**Work to be completed:**
Wherever a line below holds the word "JSON", copy that line.

Lines of data
|---|

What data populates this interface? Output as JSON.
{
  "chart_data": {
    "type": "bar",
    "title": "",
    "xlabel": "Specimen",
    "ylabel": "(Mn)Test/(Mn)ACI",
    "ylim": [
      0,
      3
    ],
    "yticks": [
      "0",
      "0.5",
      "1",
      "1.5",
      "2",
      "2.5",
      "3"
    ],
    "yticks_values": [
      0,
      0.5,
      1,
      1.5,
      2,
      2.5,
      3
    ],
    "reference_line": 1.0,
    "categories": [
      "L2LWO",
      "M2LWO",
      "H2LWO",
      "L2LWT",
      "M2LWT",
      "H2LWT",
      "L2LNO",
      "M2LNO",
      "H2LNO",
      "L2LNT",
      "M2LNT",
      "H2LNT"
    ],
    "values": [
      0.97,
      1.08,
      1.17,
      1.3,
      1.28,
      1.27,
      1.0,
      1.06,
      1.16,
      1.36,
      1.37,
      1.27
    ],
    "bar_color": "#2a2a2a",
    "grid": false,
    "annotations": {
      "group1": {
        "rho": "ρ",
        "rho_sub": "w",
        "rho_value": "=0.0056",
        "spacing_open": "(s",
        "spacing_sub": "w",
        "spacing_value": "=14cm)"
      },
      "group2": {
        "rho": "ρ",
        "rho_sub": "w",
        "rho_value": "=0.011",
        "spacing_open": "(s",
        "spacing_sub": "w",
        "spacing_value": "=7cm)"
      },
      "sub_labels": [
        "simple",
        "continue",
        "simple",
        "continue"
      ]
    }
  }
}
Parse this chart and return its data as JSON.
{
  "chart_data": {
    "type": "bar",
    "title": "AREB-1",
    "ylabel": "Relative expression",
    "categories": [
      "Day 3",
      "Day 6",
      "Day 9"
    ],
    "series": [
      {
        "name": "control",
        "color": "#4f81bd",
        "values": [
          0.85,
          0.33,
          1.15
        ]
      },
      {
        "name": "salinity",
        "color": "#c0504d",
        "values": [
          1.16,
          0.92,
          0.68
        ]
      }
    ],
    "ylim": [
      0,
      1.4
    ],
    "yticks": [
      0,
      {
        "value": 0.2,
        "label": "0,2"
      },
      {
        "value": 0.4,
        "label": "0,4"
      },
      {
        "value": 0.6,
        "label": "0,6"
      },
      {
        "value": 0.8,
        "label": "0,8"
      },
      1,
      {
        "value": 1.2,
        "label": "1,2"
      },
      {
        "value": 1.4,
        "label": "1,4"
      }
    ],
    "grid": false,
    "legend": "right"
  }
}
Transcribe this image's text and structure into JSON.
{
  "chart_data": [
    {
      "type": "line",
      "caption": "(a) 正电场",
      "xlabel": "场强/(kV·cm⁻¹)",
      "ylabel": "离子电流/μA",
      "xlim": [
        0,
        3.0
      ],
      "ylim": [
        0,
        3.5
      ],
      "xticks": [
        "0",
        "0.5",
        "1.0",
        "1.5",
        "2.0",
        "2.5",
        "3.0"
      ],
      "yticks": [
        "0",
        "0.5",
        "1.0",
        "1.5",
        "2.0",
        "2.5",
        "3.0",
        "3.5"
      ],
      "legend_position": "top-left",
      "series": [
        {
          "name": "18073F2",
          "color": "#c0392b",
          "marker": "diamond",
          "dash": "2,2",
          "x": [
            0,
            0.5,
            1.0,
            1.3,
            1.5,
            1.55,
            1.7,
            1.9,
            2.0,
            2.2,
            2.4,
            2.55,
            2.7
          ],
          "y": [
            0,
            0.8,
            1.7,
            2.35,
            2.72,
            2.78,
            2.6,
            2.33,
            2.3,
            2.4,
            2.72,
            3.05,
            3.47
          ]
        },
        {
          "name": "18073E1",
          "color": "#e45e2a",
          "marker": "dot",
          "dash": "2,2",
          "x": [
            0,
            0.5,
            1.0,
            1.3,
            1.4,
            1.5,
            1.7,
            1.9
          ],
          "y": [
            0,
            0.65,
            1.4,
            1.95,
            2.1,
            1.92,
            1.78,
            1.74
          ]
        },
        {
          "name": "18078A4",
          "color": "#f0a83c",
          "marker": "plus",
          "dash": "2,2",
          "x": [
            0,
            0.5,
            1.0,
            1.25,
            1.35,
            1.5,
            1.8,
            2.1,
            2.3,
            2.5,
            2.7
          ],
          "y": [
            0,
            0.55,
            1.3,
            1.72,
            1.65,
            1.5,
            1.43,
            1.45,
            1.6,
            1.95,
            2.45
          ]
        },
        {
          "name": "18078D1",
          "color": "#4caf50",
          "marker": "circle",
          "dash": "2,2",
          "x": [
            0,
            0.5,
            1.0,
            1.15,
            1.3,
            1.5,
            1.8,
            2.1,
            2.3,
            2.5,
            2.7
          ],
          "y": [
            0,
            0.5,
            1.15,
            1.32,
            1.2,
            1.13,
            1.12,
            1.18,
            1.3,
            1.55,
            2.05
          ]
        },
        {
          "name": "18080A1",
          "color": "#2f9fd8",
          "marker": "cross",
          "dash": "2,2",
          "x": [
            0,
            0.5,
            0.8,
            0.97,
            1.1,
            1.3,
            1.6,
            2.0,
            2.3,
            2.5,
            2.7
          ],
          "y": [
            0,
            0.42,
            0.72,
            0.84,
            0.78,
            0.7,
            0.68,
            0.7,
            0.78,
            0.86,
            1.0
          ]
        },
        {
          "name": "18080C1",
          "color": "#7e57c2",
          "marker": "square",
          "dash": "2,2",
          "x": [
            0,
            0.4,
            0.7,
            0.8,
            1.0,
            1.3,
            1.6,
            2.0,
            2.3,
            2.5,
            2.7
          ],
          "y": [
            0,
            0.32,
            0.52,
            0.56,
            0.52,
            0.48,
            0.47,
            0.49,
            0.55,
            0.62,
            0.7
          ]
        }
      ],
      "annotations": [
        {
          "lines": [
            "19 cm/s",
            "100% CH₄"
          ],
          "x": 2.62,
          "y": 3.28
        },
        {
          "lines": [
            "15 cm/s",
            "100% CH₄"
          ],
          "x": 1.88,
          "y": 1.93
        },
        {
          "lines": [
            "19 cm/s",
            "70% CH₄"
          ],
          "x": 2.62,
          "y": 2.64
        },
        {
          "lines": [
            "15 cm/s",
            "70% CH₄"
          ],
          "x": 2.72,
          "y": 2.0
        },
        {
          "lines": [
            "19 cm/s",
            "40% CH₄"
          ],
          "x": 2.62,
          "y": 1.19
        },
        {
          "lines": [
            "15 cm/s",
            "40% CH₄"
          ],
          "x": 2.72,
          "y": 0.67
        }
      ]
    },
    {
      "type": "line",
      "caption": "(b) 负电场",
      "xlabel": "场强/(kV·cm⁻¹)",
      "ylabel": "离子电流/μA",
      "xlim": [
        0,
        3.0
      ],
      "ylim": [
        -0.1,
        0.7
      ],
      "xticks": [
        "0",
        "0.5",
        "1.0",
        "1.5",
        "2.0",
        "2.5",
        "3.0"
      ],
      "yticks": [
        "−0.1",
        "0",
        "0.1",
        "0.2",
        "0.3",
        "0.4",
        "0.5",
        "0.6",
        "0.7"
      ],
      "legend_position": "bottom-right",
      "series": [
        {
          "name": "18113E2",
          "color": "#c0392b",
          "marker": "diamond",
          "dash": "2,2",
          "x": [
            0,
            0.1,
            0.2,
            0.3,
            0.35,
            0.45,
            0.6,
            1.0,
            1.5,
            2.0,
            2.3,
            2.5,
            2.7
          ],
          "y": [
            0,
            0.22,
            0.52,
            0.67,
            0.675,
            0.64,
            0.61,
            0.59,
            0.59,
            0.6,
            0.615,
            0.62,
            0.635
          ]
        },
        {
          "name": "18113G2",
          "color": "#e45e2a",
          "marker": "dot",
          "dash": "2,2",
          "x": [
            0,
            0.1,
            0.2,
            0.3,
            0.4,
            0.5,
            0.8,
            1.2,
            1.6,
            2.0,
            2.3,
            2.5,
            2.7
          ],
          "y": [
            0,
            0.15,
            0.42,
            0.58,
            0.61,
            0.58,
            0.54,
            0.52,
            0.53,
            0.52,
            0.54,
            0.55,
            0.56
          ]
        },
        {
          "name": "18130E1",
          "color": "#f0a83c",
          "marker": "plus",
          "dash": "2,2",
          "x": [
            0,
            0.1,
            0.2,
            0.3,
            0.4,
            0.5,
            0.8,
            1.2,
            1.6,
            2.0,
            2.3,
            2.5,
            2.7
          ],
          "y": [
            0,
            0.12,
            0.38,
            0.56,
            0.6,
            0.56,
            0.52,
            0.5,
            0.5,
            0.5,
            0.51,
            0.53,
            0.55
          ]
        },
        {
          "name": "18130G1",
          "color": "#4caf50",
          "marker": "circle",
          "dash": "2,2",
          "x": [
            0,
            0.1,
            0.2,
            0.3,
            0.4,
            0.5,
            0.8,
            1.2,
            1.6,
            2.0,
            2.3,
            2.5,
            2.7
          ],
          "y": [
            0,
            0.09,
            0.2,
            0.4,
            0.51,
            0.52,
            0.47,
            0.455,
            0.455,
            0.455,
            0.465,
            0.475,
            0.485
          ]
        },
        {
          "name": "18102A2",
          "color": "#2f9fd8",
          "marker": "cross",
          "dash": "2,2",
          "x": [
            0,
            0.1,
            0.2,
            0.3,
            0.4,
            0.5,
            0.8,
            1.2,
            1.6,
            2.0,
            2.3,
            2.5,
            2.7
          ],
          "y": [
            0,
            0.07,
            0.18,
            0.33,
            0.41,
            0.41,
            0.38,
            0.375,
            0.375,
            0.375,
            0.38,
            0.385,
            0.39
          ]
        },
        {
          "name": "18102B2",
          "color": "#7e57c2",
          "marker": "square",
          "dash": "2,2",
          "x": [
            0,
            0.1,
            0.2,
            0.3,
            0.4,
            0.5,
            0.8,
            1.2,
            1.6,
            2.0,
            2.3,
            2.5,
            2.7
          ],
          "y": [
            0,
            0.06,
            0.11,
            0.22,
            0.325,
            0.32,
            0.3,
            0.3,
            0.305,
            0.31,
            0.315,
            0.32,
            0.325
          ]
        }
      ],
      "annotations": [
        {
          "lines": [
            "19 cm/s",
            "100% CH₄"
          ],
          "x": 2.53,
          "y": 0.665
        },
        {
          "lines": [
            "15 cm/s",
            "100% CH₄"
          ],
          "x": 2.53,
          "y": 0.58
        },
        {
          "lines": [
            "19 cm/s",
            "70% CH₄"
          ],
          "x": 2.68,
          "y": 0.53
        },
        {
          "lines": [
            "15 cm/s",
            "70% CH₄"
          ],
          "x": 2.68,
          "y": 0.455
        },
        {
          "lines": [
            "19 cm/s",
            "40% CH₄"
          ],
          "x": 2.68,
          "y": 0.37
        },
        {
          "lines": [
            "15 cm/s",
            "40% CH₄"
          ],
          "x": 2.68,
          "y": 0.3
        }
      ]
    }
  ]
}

|---|

**Complete answer:**
What data populates this interface? Output as JSON.
Parse this chart and return its data as JSON.
Transcribe this image's text and structure into JSON.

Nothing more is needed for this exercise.